A block of data:
-- Start --

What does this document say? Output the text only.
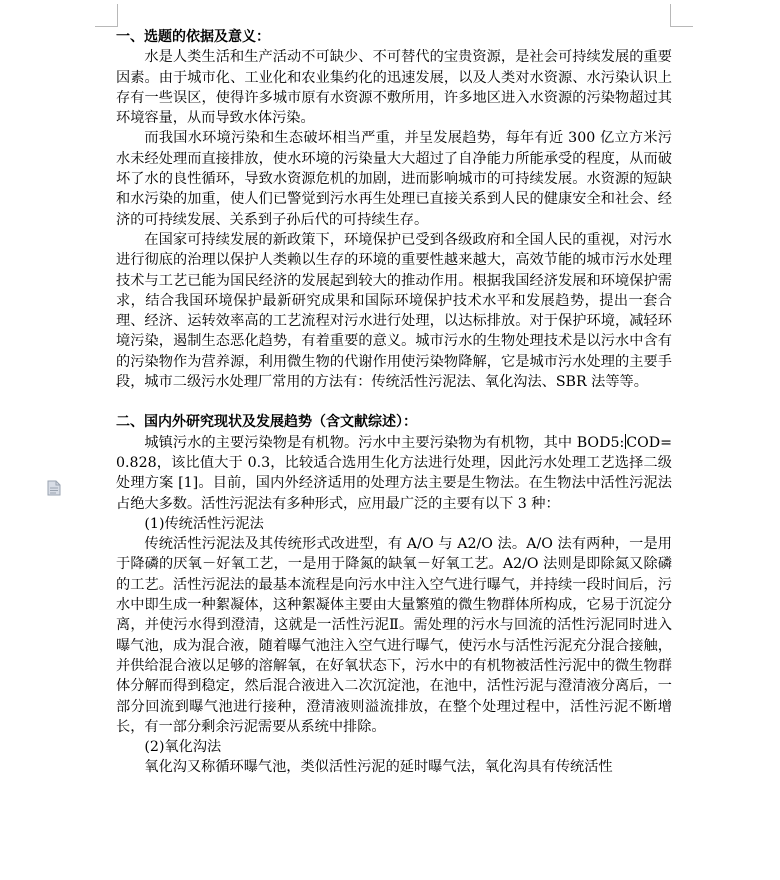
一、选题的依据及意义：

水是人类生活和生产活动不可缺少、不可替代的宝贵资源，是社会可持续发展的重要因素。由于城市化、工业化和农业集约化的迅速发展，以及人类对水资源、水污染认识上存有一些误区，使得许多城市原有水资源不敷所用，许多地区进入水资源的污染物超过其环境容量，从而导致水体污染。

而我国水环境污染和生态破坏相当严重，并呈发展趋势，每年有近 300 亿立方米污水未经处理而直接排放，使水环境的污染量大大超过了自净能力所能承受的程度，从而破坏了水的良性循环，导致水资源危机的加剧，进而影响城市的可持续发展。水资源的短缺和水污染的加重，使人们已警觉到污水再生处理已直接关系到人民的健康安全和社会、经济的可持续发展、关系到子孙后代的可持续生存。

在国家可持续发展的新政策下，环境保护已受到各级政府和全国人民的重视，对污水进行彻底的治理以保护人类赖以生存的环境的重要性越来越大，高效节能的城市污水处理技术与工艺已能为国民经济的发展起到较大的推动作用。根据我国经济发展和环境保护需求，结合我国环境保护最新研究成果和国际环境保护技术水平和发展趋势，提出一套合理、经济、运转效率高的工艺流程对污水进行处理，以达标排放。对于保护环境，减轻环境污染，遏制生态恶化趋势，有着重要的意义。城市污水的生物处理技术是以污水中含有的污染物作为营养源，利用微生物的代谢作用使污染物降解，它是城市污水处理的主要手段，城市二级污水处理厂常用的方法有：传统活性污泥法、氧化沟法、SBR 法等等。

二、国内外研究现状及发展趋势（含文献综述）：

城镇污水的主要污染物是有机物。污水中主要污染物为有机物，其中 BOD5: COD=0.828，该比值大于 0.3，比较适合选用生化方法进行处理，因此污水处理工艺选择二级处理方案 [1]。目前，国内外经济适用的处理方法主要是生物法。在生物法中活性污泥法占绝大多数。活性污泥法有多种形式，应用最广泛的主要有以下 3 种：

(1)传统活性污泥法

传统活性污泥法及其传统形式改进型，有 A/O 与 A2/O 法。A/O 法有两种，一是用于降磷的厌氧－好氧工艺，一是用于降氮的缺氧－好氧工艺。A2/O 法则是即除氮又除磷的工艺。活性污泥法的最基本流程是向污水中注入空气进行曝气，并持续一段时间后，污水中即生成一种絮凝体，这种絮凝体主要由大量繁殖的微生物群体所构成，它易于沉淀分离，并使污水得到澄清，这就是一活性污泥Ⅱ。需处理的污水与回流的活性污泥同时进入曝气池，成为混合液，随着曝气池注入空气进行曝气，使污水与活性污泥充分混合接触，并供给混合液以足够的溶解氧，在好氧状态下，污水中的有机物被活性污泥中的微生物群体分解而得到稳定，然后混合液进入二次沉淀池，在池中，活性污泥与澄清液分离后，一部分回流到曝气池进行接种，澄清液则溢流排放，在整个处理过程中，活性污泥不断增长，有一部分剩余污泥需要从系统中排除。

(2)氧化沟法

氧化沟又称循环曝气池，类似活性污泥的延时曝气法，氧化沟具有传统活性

-- End --

(WHAT IS NEEDED) Leave every image out, and retype the material exactly.

(SOLUTION TO THIS EXERCISE)
What does this document say? Output the text only.
一、选题的依据及意义：

水是人类生活和生产活动不可缺少、不可替代的宝贵资源，是社会可持续发展的重要因素。由于城市化、工业化和农业集约化的迅速发展，以及人类对水资源、水污染认识上存有一些误区，使得许多城市原有水资源不敷所用，许多地区进入水资源的污染物超过其环境容量，从而导致水体污染。

而我国水环境污染和生态破坏相当严重，并呈发展趋势，每年有近 300 亿立方米污水未经处理而直接排放，使水环境的污染量大大超过了自净能力所能承受的程度，从而破坏了水的良性循环，导致水资源危机的加剧，进而影响城市的可持续发展。水资源的短缺和水污染的加重，使人们已警觉到污水再生处理已直接关系到人民的健康安全和社会、经济的可持续发展、关系到子孙后代的可持续生存。

在国家可持续发展的新政策下，环境保护已受到各级政府和全国人民的重视，对污水进行彻底的治理以保护人类赖以生存的环境的重要性越来越大，高效节能的城市污水处理技术与工艺已能为国民经济的发展起到较大的推动作用。根据我国经济发展和环境保护需求，结合我国环境保护最新研究成果和国际环境保护技术水平和发展趋势，提出一套合理、经济、运转效率高的工艺流程对污水进行处理，以达标排放。对于保护环境，减轻环境污染，遏制生态恶化趋势，有着重要的意义。城市污水的生物处理技术是以污水中含有的污染物作为营养源，利用微生物的代谢作用使污染物降解，它是城市污水处理的主要手段，城市二级污水处理厂常用的方法有：传统活性污泥法、氧化沟法、SBR 法等等。

二、国内外研究现状及发展趋势（含文献综述）：

城镇污水的主要污染物是有机物。污水中主要污染物为有机物，其中 BOD5: COD=0.828，该比值大于 0.3，比较适合选用生化方法进行处理，因此污水处理工艺选择二级处理方案 [1]。目前，国内外经济适用的处理方法主要是生物法。在生物法中活性污泥法占绝大多数。活性污泥法有多种形式，应用最广泛的主要有以下 3 种：

(1)传统活性污泥法

传统活性污泥法及其传统形式改进型，有 A/O 与 A2/O 法。A/O 法有两种，一是用于降磷的厌氧－好氧工艺，一是用于降氮的缺氧－好氧工艺。A2/O 法则是即除氮又除磷的工艺。活性污泥法的最基本流程是向污水中注入空气进行曝气，并持续一段时间后，污水中即生成一种絮凝体，这种絮凝体主要由大量繁殖的微生物群体所构成，它易于沉淀分离，并使污水得到澄清，这就是一活性污泥Ⅱ。需处理的污水与回流的活性污泥同时进入曝气池，成为混合液，随着曝气池注入空气进行曝气，使污水与活性污泥充分混合接触，并供给混合液以足够的溶解氧，在好氧状态下，污水中的有机物被活性污泥中的微生物群体分解而得到稳定，然后混合液进入二次沉淀池，在池中，活性污泥与澄清液分离后，一部分回流到曝气池进行接种，澄清液则溢流排放，在整个处理过程中，活性污泥不断增长，有一部分剩余污泥需要从系统中排除。

(2)氧化沟法

氧化沟又称循环曝气池，类似活性污泥的延时曝气法，氧化沟具有传统活性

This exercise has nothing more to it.